→ **STATED EXERCISE**: Write out the listing below exactly, and omit any images you find in it.

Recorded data
-*-
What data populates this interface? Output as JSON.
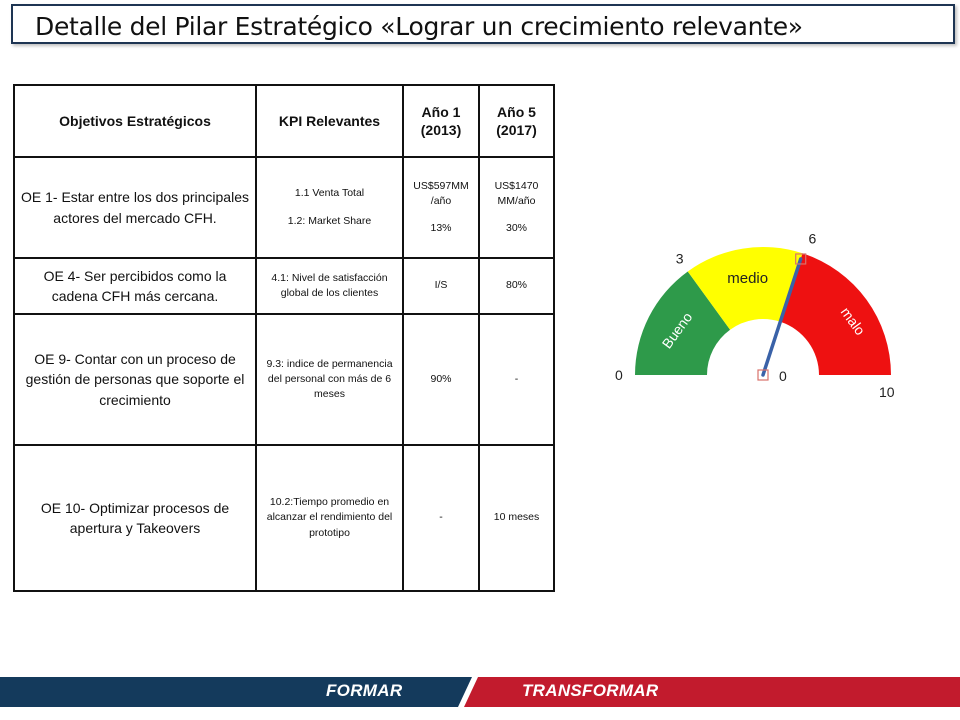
{
  "title": "Detalle del Pilar Estratégico «Lograr un crecimiento relevante»",
  "table": {
    "headers": {
      "objetivos": "Objetivos Estratégicos",
      "kpi": "KPI Relevantes",
      "anio1_line1": "Año 1",
      "anio1_line2": "(2013)",
      "anio5_line1": "Año 5",
      "anio5_line2": "(2017)"
    },
    "rows": [
      {
        "objetivo": "OE 1- Estar entre los dos principales actores del mercado CFH.",
        "kpi_a": "1.1 Venta Total",
        "kpi_b": "1.2: Market Share",
        "anio1_a": "US$597MM /año",
        "anio1_b": "13%",
        "anio5_a": "US$1470 MM/año",
        "anio5_b": "30%"
      },
      {
        "objetivo": "OE 4- Ser percibidos como la cadena CFH más cercana.",
        "kpi": "4.1: Nivel de satisfacción global de los clientes",
        "anio1": "I/S",
        "anio5": "80%"
      },
      {
        "objetivo": "OE 9- Contar con un proceso de gestión de personas que soporte el crecimiento",
        "kpi": "9.3: indice de permanencia del personal con más de 6 meses",
        "anio1": "90%",
        "anio5": "-"
      },
      {
        "objetivo": "OE 10- Optimizar procesos de apertura y Takeovers",
        "kpi": "10.2:Tiempo promedio en alcanzar el rendimiento del prototipo",
        "anio1": "-",
        "anio5": "10 meses"
      }
    ]
  },
  "gauge": {
    "min": 0,
    "max": 10,
    "needle_value": 6,
    "threshold_1": 3,
    "threshold_2": 6,
    "label_min": "0",
    "label_t1": "3",
    "label_t2": "6",
    "label_max": "10",
    "label_center": "0",
    "zone_good": "Bueno",
    "zone_mid": "medio",
    "zone_bad": "malo",
    "color_good": "#2e9a4a",
    "color_mid": "#ffff00",
    "color_bad": "#ee1111",
    "color_needle": "#3a62a8"
  },
  "footer": {
    "left_label": "FORMAR",
    "right_label": "TRANSFORMAR",
    "left_color": "#143a5c",
    "right_color": "#c21b2d"
  }
}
-*-
→ **ANSWER FOR THIS EXERCISE**:
What data populates this interface? Output as JSON.
{
  "title": "Detalle del Pilar Estratégico «Lograr un crecimiento relevante»",
  "table": {
    "headers": {
      "objetivos": "Objetivos Estratégicos",
      "kpi": "KPI Relevantes",
      "anio1_line1": "Año 1",
      "anio1_line2": "(2013)",
      "anio5_line1": "Año 5",
      "anio5_line2": "(2017)"
    },
    "rows": [
      {
        "objetivo": "OE 1- Estar entre los dos principales actores del mercado CFH.",
        "kpi_a": "1.1 Venta Total",
        "kpi_b": "1.2: Market Share",
        "anio1_a": "US$597MM /año",
        "anio1_b": "13%",
        "anio5_a": "US$1470 MM/año",
        "anio5_b": "30%"
      },
      {
        "objetivo": "OE 4- Ser percibidos como la cadena CFH más cercana.",
        "kpi": "4.1: Nivel de satisfacción global de los clientes",
        "anio1": "I/S",
        "anio5": "80%"
      },
      {
        "objetivo": "OE 9- Contar con un proceso de gestión de personas que soporte el crecimiento",
        "kpi": "9.3: indice de permanencia del personal con más de 6 meses",
        "anio1": "90%",
        "anio5": "-"
      },
      {
        "objetivo": "OE 10- Optimizar procesos de apertura y Takeovers",
        "kpi": "10.2:Tiempo promedio en alcanzar el rendimiento del prototipo",
        "anio1": "-",
        "anio5": "10 meses"
      }
    ]
  },
  "gauge": {
    "min": 0,
    "max": 10,
    "needle_value": 6,
    "threshold_1": 3,
    "threshold_2": 6,
    "label_min": "0",
    "label_t1": "3",
    "label_t2": "6",
    "label_max": "10",
    "label_center": "0",
    "zone_good": "Bueno",
    "zone_mid": "medio",
    "zone_bad": "malo",
    "color_good": "#2e9a4a",
    "color_mid": "#ffff00",
    "color_bad": "#ee1111",
    "color_needle": "#3a62a8"
  },
  "footer": {
    "left_label": "FORMAR",
    "right_label": "TRANSFORMAR",
    "left_color": "#143a5c",
    "right_color": "#c21b2d"
  }
}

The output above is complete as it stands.